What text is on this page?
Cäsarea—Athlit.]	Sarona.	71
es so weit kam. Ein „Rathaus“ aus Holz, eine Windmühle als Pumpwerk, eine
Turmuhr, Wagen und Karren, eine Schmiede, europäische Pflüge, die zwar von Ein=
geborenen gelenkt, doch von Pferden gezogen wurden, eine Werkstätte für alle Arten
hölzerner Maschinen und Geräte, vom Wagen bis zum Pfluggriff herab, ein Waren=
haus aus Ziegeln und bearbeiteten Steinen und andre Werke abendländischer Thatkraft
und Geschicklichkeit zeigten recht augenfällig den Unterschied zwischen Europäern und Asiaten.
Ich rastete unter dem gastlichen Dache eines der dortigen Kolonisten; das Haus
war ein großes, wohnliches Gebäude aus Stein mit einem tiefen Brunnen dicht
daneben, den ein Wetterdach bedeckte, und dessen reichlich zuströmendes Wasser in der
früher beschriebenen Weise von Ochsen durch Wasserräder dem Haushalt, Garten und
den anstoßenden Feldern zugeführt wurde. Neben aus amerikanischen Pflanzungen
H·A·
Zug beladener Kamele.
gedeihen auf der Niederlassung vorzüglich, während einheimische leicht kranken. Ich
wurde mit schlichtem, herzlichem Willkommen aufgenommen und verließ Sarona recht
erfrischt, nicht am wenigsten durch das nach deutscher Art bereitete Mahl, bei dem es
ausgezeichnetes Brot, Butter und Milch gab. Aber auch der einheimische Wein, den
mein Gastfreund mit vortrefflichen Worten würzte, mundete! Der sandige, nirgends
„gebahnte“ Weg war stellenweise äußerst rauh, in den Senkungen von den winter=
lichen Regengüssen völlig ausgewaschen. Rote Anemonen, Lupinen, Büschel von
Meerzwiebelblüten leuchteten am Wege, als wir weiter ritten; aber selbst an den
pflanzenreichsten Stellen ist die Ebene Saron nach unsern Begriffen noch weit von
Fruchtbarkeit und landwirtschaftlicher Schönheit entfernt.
++++
→ About this exercise
Exact reproduction of the listing above is required.

→ Solved exercise
What text is on this page?
Cäsarea—Athlit.]	Sarona.	71
es so weit kam. Ein „Rathaus“ aus Holz, eine Windmühle als Pumpwerk, eine
Turmuhr, Wagen und Karren, eine Schmiede, europäische Pflüge, die zwar von Ein=
geborenen gelenkt, doch von Pferden gezogen wurden, eine Werkstätte für alle Arten
hölzerner Maschinen und Geräte, vom Wagen bis zum Pfluggriff herab, ein Waren=
haus aus Ziegeln und bearbeiteten Steinen und andre Werke abendländischer Thatkraft
und Geschicklichkeit zeigten recht augenfällig den Unterschied zwischen Europäern und Asiaten.
Ich rastete unter dem gastlichen Dache eines der dortigen Kolonisten; das Haus
war ein großes, wohnliches Gebäude aus Stein mit einem tiefen Brunnen dicht
daneben, den ein Wetterdach bedeckte, und dessen reichlich zuströmendes Wasser in der
früher beschriebenen Weise von Ochsen durch Wasserräder dem Haushalt, Garten und
den anstoßenden Feldern zugeführt wurde. Neben aus amerikanischen Pflanzungen
H·A·
Zug beladener Kamele.
gedeihen auf der Niederlassung vorzüglich, während einheimische leicht kranken. Ich
wurde mit schlichtem, herzlichem Willkommen aufgenommen und verließ Sarona recht
erfrischt, nicht am wenigsten durch das nach deutscher Art bereitete Mahl, bei dem es
ausgezeichnetes Brot, Butter und Milch gab. Aber auch der einheimische Wein, den
mein Gastfreund mit vortrefflichen Worten würzte, mundete! Der sandige, nirgends
„gebahnte“ Weg war stellenweise äußerst rauh, in den Senkungen von den winter=
lichen Regengüssen völlig ausgewaschen. Rote Anemonen, Lupinen, Büschel von
Meerzwiebelblüten leuchteten am Wege, als wir weiter ritten; aber selbst an den
pflanzenreichsten Stellen ist die Ebene Saron nach unsern Begriffen noch weit von
Fruchtbarkeit und landwirtschaftlicher Schönheit entfernt.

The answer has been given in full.